─── Task input ───
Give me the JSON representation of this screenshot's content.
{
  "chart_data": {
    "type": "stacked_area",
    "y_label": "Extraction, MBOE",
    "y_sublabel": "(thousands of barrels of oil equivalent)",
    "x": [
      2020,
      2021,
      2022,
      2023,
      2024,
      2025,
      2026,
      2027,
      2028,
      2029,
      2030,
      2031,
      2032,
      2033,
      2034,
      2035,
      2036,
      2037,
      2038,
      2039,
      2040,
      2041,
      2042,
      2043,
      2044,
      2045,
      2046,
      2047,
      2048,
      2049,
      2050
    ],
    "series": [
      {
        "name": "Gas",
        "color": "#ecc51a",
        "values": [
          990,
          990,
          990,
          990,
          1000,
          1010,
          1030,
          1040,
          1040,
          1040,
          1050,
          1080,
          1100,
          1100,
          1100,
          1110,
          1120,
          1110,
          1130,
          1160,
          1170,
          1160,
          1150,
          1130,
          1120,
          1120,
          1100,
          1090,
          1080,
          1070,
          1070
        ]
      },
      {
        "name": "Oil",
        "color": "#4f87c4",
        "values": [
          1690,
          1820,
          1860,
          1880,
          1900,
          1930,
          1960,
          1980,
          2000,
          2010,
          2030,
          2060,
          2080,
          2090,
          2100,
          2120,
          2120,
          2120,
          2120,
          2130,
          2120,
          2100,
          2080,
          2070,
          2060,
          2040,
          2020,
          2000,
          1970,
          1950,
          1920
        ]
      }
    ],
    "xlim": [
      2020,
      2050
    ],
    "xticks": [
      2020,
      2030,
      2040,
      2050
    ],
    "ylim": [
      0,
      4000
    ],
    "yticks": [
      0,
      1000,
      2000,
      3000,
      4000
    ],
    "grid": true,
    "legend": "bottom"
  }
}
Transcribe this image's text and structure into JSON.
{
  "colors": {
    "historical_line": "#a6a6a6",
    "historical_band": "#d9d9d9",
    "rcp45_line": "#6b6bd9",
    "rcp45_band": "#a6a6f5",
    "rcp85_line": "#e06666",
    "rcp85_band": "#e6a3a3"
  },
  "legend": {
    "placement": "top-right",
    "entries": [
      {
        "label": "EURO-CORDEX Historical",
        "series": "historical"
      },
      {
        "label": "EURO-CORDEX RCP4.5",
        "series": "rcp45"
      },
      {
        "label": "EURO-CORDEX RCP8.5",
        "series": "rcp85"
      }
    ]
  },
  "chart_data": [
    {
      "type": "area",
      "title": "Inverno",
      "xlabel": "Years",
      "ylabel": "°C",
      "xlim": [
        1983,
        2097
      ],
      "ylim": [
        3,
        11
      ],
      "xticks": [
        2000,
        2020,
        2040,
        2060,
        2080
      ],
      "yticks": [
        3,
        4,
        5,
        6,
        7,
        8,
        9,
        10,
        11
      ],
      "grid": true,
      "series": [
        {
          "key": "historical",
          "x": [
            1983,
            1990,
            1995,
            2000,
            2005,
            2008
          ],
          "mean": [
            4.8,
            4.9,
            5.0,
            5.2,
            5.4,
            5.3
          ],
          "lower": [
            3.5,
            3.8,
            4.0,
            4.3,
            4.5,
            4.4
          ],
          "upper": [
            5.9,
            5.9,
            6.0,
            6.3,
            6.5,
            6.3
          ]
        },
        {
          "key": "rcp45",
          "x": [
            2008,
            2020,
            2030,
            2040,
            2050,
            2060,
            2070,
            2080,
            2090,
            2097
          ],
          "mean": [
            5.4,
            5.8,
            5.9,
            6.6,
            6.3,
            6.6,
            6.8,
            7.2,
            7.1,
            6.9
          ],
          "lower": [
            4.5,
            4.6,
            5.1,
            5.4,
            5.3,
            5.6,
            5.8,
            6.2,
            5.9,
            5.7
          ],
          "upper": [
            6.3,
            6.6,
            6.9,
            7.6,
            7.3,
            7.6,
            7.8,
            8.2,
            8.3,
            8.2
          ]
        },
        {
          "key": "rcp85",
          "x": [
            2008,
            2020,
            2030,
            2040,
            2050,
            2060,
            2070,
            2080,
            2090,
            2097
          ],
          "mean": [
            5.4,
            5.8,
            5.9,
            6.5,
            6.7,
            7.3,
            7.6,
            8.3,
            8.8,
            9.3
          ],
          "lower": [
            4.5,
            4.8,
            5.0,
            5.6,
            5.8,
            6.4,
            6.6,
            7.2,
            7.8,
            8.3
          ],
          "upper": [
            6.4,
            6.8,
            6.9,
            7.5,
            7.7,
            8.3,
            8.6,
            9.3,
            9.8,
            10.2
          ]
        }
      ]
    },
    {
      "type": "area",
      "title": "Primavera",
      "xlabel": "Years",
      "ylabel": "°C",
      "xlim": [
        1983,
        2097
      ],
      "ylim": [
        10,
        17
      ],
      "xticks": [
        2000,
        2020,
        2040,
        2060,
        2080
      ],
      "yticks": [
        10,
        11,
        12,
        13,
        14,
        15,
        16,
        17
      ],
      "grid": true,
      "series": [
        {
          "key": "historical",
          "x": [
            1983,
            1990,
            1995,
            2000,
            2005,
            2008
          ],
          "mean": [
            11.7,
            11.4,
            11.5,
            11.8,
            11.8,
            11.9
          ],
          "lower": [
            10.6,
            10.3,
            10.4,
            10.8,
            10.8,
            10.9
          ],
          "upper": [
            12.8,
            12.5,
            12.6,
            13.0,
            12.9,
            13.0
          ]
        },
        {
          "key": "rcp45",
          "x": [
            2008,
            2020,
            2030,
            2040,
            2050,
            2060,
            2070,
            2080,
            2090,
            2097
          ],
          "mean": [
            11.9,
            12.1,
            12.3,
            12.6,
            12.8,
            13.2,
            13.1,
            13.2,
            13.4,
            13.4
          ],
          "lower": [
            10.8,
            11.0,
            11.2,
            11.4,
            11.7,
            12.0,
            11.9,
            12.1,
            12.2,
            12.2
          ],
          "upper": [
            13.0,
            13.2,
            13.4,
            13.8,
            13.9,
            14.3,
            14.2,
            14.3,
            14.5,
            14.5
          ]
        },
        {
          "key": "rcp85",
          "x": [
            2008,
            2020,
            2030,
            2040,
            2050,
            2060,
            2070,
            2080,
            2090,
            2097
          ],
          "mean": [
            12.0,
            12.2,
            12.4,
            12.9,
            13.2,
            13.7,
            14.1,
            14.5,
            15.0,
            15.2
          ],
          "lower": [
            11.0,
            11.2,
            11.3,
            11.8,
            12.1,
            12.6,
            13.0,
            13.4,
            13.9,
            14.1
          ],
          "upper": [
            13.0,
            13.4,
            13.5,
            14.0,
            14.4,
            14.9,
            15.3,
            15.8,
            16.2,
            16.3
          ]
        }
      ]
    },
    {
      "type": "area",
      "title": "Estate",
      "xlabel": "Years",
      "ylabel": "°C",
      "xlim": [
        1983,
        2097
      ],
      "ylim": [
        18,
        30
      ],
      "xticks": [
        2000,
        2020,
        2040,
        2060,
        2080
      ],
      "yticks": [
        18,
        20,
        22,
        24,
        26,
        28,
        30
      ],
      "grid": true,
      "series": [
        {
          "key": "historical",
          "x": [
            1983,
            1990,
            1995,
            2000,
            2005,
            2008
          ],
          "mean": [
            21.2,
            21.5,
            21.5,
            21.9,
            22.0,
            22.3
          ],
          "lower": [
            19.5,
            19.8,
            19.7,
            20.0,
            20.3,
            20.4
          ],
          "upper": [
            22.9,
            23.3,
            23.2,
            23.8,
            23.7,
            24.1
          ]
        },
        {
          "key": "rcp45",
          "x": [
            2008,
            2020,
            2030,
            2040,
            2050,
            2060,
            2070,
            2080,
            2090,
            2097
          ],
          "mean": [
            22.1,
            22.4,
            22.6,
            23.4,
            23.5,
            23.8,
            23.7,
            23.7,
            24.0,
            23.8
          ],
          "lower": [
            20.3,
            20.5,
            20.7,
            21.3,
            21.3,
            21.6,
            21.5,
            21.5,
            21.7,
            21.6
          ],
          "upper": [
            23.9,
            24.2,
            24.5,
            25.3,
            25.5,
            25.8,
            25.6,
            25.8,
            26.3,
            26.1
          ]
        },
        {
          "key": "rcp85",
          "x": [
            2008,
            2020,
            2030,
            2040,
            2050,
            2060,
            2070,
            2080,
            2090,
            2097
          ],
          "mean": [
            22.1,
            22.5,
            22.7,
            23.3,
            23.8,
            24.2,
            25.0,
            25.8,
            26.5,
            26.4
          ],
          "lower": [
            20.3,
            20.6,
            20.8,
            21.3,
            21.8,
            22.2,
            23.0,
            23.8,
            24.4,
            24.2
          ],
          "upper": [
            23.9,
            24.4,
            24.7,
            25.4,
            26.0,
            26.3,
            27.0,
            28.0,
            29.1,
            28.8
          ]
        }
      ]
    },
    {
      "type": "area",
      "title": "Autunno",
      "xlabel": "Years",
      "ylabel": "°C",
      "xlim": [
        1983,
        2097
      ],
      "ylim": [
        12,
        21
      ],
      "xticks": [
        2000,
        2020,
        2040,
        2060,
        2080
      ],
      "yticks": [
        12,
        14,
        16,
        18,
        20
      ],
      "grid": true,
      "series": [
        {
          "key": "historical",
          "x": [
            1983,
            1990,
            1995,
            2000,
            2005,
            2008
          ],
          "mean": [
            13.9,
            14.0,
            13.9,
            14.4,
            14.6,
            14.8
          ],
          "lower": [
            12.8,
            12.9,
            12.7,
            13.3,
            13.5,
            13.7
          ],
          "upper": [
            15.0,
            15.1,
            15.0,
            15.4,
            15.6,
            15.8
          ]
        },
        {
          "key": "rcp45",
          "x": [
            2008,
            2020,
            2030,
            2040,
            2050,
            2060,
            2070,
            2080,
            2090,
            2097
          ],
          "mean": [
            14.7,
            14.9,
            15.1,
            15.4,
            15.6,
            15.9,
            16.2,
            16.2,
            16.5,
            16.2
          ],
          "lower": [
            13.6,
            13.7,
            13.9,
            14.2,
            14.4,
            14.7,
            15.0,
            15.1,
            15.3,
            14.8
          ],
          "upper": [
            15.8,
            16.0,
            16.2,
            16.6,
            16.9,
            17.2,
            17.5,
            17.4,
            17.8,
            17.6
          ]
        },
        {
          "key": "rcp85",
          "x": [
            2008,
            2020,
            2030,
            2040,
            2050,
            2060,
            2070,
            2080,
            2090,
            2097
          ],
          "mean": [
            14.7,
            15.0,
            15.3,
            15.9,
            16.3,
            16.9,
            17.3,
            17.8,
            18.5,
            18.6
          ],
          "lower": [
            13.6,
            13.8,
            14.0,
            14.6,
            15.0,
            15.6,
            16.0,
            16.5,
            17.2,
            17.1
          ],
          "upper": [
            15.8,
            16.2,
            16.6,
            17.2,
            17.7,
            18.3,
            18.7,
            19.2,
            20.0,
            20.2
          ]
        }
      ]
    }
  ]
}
───
Instruction
In the records above, find each line holding "JSON" and copy it.

Full solution
Give me the JSON representation of this screenshot's content.
Transcribe this image's text and structure into JSON.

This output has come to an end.